TASK REQUIREMENTS :: Exactly repeat the material, dropping every picture from the copy.

DATA ::
——
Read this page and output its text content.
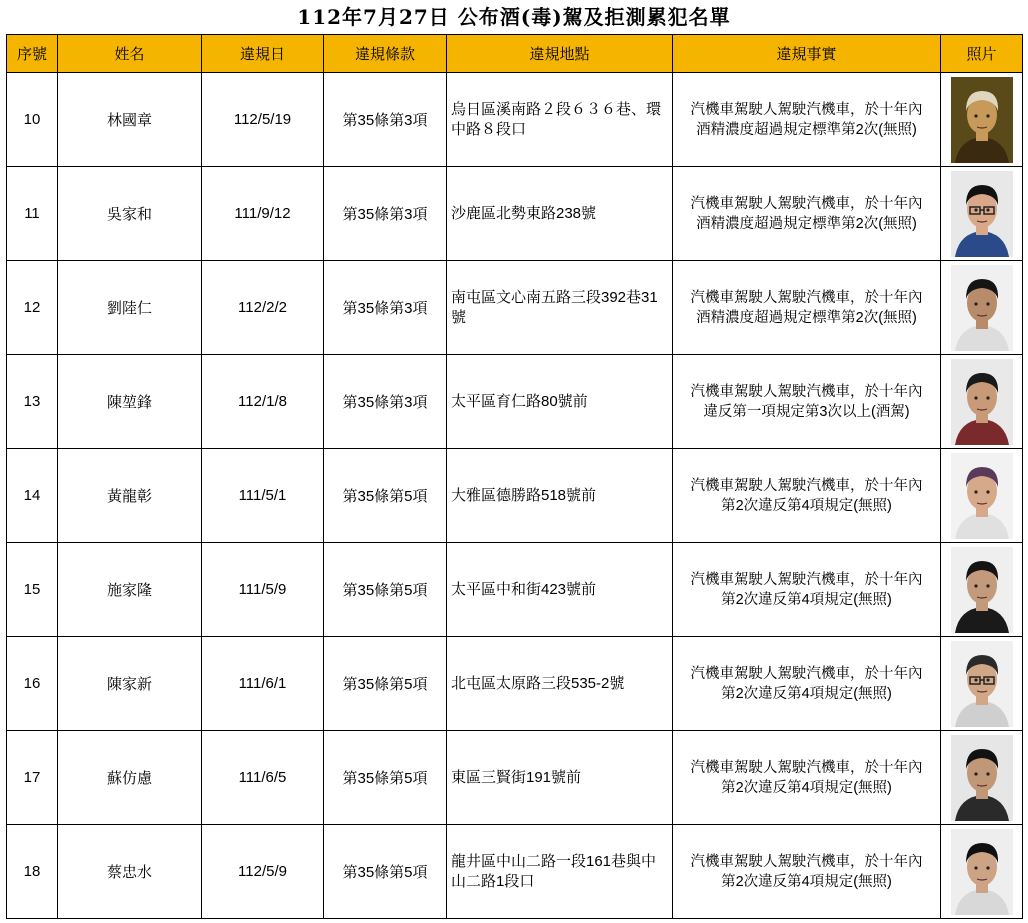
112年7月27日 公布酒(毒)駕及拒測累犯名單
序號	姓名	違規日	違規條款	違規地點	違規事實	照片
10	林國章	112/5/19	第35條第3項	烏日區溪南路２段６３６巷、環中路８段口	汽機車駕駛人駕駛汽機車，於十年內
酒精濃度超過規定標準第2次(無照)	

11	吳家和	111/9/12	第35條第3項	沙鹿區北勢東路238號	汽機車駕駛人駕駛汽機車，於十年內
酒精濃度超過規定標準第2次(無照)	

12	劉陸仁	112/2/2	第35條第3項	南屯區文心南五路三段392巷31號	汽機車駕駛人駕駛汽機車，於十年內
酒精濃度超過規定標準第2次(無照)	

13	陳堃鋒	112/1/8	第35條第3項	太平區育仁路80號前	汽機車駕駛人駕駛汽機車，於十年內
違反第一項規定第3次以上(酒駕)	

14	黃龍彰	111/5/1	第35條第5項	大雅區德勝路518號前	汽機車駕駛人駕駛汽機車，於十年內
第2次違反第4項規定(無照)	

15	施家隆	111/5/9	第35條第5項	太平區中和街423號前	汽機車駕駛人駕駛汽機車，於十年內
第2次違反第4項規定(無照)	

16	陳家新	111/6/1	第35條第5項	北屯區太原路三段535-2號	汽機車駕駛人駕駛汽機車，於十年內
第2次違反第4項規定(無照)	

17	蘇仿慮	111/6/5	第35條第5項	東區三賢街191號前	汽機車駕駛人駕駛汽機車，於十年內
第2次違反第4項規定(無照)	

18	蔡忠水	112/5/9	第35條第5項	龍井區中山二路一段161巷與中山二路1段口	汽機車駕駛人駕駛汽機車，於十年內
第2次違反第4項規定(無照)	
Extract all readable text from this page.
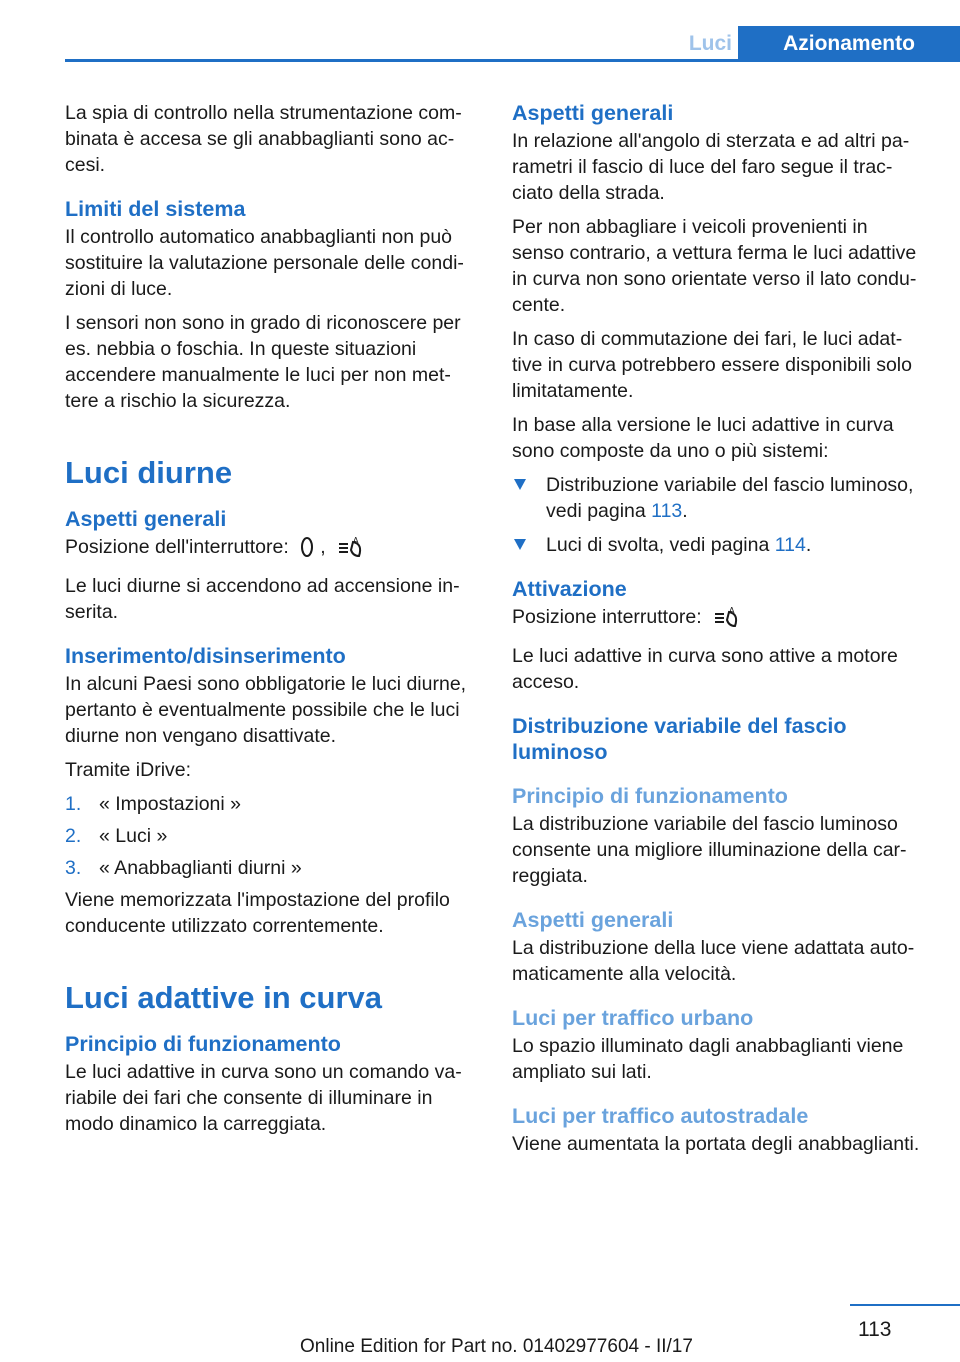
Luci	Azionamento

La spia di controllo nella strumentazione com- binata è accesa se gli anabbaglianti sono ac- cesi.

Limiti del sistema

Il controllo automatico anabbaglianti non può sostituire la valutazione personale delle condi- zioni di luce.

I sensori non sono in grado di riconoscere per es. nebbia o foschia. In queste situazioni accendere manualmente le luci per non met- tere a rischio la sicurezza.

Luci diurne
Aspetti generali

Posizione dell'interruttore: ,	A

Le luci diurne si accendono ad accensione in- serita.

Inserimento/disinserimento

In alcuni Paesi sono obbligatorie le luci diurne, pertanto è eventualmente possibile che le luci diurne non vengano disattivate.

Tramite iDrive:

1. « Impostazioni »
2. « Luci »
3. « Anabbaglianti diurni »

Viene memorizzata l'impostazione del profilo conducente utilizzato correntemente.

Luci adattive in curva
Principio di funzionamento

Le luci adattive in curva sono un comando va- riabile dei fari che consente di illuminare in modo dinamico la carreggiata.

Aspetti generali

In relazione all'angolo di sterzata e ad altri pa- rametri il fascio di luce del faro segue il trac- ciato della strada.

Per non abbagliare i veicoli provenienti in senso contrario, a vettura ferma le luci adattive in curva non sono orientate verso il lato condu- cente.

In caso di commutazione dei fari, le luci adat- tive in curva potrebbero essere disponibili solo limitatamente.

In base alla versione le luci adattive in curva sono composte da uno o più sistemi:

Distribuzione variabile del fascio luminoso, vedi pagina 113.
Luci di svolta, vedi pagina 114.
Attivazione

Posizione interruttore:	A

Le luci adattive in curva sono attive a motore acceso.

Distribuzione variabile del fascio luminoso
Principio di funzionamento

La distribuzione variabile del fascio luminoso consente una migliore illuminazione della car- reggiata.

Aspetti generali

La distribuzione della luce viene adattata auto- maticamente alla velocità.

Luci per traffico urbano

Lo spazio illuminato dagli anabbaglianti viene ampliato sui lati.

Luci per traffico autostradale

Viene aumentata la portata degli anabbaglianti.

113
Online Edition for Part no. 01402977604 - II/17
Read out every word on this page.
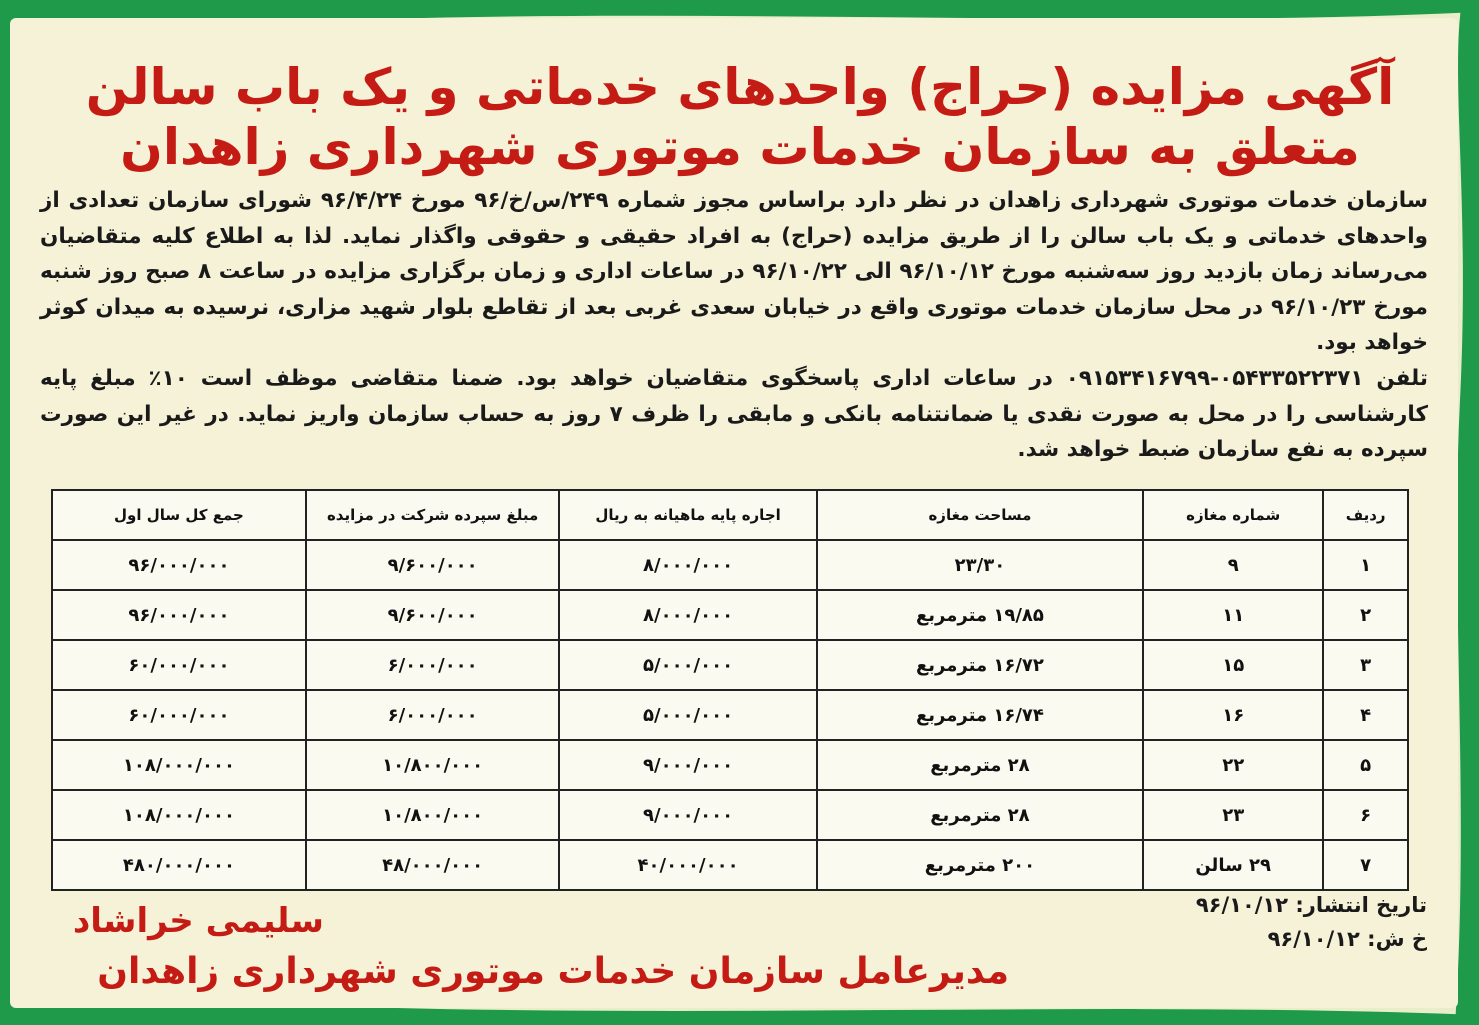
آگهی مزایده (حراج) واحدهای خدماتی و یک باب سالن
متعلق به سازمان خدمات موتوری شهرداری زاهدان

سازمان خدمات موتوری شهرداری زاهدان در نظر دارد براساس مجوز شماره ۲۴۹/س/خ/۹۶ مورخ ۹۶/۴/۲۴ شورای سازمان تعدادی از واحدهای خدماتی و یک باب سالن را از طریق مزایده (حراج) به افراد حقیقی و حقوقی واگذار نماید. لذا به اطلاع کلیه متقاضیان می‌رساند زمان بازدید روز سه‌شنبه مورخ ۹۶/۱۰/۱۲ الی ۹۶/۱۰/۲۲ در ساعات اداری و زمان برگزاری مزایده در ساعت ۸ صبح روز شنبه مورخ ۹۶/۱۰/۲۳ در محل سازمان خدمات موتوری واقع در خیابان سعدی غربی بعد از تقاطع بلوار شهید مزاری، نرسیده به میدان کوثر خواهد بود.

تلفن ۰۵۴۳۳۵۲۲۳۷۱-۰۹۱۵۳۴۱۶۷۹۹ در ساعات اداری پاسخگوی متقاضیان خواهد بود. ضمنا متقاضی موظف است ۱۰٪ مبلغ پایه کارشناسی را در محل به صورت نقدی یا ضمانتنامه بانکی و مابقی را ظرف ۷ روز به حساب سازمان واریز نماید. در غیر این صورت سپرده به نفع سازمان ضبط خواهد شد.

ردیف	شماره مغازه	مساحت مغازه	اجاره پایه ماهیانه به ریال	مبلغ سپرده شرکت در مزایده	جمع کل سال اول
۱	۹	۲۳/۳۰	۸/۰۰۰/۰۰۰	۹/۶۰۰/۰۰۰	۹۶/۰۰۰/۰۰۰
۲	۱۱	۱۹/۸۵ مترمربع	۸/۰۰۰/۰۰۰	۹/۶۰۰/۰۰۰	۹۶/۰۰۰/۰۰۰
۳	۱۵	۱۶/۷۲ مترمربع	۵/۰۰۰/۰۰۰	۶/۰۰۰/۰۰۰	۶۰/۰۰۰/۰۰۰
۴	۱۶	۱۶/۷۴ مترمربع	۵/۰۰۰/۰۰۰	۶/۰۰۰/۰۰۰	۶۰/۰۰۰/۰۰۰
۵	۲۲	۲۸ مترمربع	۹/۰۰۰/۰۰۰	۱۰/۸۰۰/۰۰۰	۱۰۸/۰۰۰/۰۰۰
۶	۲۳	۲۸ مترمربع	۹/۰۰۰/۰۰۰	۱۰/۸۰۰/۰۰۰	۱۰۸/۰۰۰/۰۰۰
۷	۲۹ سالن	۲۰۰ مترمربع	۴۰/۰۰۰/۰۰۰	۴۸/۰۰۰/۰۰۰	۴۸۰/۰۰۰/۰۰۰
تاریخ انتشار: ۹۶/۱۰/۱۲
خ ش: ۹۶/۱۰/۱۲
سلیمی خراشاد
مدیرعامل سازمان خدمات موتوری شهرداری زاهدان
——
WRITTEN REPLY ::
Read this page and output its text content.
112年7月27日 公布酒(毒)駕及拒測累犯名單
序號	姓名	違規日	違規條款	違規地點	違規事實	照片
10	林國章	112/5/19	第35條第3項	烏日區溪南路２段６３６巷、環中路８段口	汽機車駕駛人駕駛汽機車，於十年內
酒精濃度超過規定標準第2次(無照)	

11	吳家和	111/9/12	第35條第3項	沙鹿區北勢東路238號	汽機車駕駛人駕駛汽機車，於十年內
酒精濃度超過規定標準第2次(無照)	

12	劉陸仁	112/2/2	第35條第3項	南屯區文心南五路三段392巷31號	汽機車駕駛人駕駛汽機車，於十年內
酒精濃度超過規定標準第2次(無照)	

13	陳堃鋒	112/1/8	第35條第3項	太平區育仁路80號前	汽機車駕駛人駕駛汽機車，於十年內
違反第一項規定第3次以上(酒駕)	

14	黃龍彰	111/5/1	第35條第5項	大雅區德勝路518號前	汽機車駕駛人駕駛汽機車，於十年內
第2次違反第4項規定(無照)	

15	施家隆	111/5/9	第35條第5項	太平區中和街423號前	汽機車駕駛人駕駛汽機車，於十年內
第2次違反第4項規定(無照)	

16	陳家新	111/6/1	第35條第5項	北屯區太原路三段535-2號	汽機車駕駛人駕駛汽機車，於十年內
第2次違反第4項規定(無照)	

17	蘇仿慮	111/6/5	第35條第5項	東區三賢街191號前	汽機車駕駛人駕駛汽機車，於十年內
第2次違反第4項規定(無照)	

18	蔡忠水	112/5/9	第35條第5項	龍井區中山二路一段161巷與中山二路1段口	汽機車駕駛人駕駛汽機車，於十年內
第2次違反第4項規定(無照)	
Extract all readable text from this page.
Luci	Azionamento

La spia di controllo nella strumentazione com- binata è accesa se gli anabbaglianti sono ac- cesi.

Limiti del sistema

Il controllo automatico anabbaglianti non può sostituire la valutazione personale delle condi- zioni di luce.

I sensori non sono in grado di riconoscere per es. nebbia o foschia. In queste situazioni accendere manualmente le luci per non met- tere a rischio la sicurezza.

Luci diurne
Aspetti generali

Posizione dell'interruttore: ,	A

Le luci diurne si accendono ad accensione in- serita.

Inserimento/disinserimento

In alcuni Paesi sono obbligatorie le luci diurne, pertanto è eventualmente possibile che le luci diurne non vengano disattivate.

Tramite iDrive:

1. « Impostazioni »
2. « Luci »
3. « Anabbaglianti diurni »

Viene memorizzata l'impostazione del profilo conducente utilizzato correntemente.

Luci adattive in curva
Principio di funzionamento

Le luci adattive in curva sono un comando va- riabile dei fari che consente di illuminare in modo dinamico la carreggiata.

Aspetti generali

In relazione all'angolo di sterzata e ad altri pa- rametri il fascio di luce del faro segue il trac- ciato della strada.

Per non abbagliare i veicoli provenienti in senso contrario, a vettura ferma le luci adattive in curva non sono orientate verso il lato condu- cente.

In caso di commutazione dei fari, le luci adat- tive in curva potrebbero essere disponibili solo limitatamente.

In base alla versione le luci adattive in curva sono composte da uno o più sistemi:

Distribuzione variabile del fascio luminoso, vedi pagina 113.
Luci di svolta, vedi pagina 114.
Attivazione

Posizione interruttore:	A

Le luci adattive in curva sono attive a motore acceso.

Distribuzione variabile del fascio luminoso
Principio di funzionamento

La distribuzione variabile del fascio luminoso consente una migliore illuminazione della car- reggiata.

Aspetti generali

La distribuzione della luce viene adattata auto- maticamente alla velocità.

Luci per traffico urbano

Lo spazio illuminato dagli anabbaglianti viene ampliato sui lati.

Luci per traffico autostradale

Viene aumentata la portata degli anabbaglianti.

113
Online Edition for Part no. 01402977604 - II/17
Read out every word on this page.
آگهی مزایده (حراج) واحدهای خدماتی و یک باب سالن
متعلق به سازمان خدمات موتوری شهرداری زاهدان

سازمان خدمات موتوری شهرداری زاهدان در نظر دارد براساس مجوز شماره ۲۴۹/س/خ/۹۶ مورخ ۹۶/۴/۲۴ شورای سازمان تعدادی از واحدهای خدماتی و یک باب سالن را از طریق مزایده (حراج) به افراد حقیقی و حقوقی واگذار نماید. لذا به اطلاع کلیه متقاضیان می‌رساند زمان بازدید روز سه‌شنبه مورخ ۹۶/۱۰/۱۲ الی ۹۶/۱۰/۲۲ در ساعات اداری و زمان برگزاری مزایده در ساعت ۸ صبح روز شنبه مورخ ۹۶/۱۰/۲۳ در محل سازمان خدمات موتوری واقع در خیابان سعدی غربی بعد از تقاطع بلوار شهید مزاری، نرسیده به میدان کوثر خواهد بود.

تلفن ۰۵۴۳۳۵۲۲۳۷۱-۰۹۱۵۳۴۱۶۷۹۹ در ساعات اداری پاسخگوی متقاضیان خواهد بود. ضمنا متقاضی موظف است ۱۰٪ مبلغ پایه کارشناسی را در محل به صورت نقدی یا ضمانتنامه بانکی و مابقی را ظرف ۷ روز به حساب سازمان واریز نماید. در غیر این صورت سپرده به نفع سازمان ضبط خواهد شد.

ردیف	شماره مغازه	مساحت مغازه	اجاره پایه ماهیانه به ریال	مبلغ سپرده شرکت در مزایده	جمع کل سال اول
۱	۹	۲۳/۳۰	۸/۰۰۰/۰۰۰	۹/۶۰۰/۰۰۰	۹۶/۰۰۰/۰۰۰
۲	۱۱	۱۹/۸۵ مترمربع	۸/۰۰۰/۰۰۰	۹/۶۰۰/۰۰۰	۹۶/۰۰۰/۰۰۰
۳	۱۵	۱۶/۷۲ مترمربع	۵/۰۰۰/۰۰۰	۶/۰۰۰/۰۰۰	۶۰/۰۰۰/۰۰۰
۴	۱۶	۱۶/۷۴ مترمربع	۵/۰۰۰/۰۰۰	۶/۰۰۰/۰۰۰	۶۰/۰۰۰/۰۰۰
۵	۲۲	۲۸ مترمربع	۹/۰۰۰/۰۰۰	۱۰/۸۰۰/۰۰۰	۱۰۸/۰۰۰/۰۰۰
۶	۲۳	۲۸ مترمربع	۹/۰۰۰/۰۰۰	۱۰/۸۰۰/۰۰۰	۱۰۸/۰۰۰/۰۰۰
۷	۲۹ سالن	۲۰۰ مترمربع	۴۰/۰۰۰/۰۰۰	۴۸/۰۰۰/۰۰۰	۴۸۰/۰۰۰/۰۰۰
تاریخ انتشار: ۹۶/۱۰/۱۲
خ ش: ۹۶/۱۰/۱۲
سلیمی خراشاد
مدیرعامل سازمان خدمات موتوری شهرداری زاهدان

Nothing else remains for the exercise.